**What is required**
Rewrite everything from the start of the records through the line containing "y-tick-label: 260 [786, 134, 805, 145]", replacing "x-tick-label" with "x-axis-label" and keeping everything else unchanged.

**Dataset records**
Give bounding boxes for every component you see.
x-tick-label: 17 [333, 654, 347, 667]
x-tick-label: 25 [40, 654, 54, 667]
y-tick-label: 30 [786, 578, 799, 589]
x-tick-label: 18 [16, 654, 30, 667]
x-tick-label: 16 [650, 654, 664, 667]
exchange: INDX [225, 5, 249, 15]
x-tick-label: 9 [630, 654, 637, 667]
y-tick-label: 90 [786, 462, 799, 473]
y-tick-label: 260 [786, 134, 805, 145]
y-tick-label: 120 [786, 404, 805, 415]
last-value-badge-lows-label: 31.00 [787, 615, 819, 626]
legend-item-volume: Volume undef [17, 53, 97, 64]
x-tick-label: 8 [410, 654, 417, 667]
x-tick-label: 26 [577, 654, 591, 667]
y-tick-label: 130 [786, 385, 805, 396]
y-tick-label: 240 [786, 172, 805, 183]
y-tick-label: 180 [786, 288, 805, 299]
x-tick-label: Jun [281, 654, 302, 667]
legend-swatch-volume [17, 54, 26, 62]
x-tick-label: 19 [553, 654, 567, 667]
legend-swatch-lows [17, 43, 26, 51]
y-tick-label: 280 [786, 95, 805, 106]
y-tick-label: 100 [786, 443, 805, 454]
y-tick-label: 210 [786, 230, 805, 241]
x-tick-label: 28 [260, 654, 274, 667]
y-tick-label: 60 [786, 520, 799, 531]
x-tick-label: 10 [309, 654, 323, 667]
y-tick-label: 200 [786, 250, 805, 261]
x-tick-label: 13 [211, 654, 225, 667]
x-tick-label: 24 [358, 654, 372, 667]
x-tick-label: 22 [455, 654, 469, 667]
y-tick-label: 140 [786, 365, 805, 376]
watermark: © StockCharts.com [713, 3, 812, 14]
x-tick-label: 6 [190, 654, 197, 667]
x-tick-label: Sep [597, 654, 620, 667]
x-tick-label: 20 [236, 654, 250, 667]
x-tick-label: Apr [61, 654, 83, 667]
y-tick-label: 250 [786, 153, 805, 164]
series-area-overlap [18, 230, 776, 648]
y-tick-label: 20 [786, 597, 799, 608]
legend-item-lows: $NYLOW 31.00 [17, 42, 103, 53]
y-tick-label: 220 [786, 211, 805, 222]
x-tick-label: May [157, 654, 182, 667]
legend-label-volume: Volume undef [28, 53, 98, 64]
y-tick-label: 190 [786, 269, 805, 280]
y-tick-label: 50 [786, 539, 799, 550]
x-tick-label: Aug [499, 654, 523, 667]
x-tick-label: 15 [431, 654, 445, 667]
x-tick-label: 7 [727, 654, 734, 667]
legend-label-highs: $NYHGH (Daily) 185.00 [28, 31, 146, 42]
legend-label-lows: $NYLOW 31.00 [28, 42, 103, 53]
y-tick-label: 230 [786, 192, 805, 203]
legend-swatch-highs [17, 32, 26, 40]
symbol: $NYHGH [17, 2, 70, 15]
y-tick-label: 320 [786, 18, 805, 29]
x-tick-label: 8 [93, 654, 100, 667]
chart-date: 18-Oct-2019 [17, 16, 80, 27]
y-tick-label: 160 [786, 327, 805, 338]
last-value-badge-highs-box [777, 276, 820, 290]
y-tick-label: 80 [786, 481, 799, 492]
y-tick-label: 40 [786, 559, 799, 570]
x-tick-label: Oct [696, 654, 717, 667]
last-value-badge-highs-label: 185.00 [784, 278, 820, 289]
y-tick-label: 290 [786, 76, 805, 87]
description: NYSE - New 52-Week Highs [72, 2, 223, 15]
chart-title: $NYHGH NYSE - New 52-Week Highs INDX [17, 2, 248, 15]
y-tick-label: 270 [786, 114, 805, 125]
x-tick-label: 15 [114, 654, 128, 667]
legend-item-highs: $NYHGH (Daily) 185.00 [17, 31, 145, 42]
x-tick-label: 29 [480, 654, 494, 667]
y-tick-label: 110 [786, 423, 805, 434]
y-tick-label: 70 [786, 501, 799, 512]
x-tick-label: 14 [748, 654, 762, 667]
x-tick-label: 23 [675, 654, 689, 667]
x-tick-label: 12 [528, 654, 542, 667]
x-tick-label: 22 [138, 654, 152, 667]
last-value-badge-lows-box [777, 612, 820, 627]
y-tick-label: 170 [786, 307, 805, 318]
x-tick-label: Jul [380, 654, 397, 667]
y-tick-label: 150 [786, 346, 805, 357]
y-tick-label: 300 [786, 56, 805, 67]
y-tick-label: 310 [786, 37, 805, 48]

**Complete output**
Give bounding boxes for every component you see.
x-axis-label: 17 [333, 654, 347, 667]
x-axis-label: 25 [40, 654, 54, 667]
y-tick-label: 30 [786, 578, 799, 589]
x-axis-label: 18 [16, 654, 30, 667]
x-axis-label: 16 [650, 654, 664, 667]
exchange: INDX [225, 5, 249, 15]
x-axis-label: 9 [630, 654, 637, 667]
y-tick-label: 90 [786, 462, 799, 473]
y-tick-label: 260 [786, 134, 805, 145]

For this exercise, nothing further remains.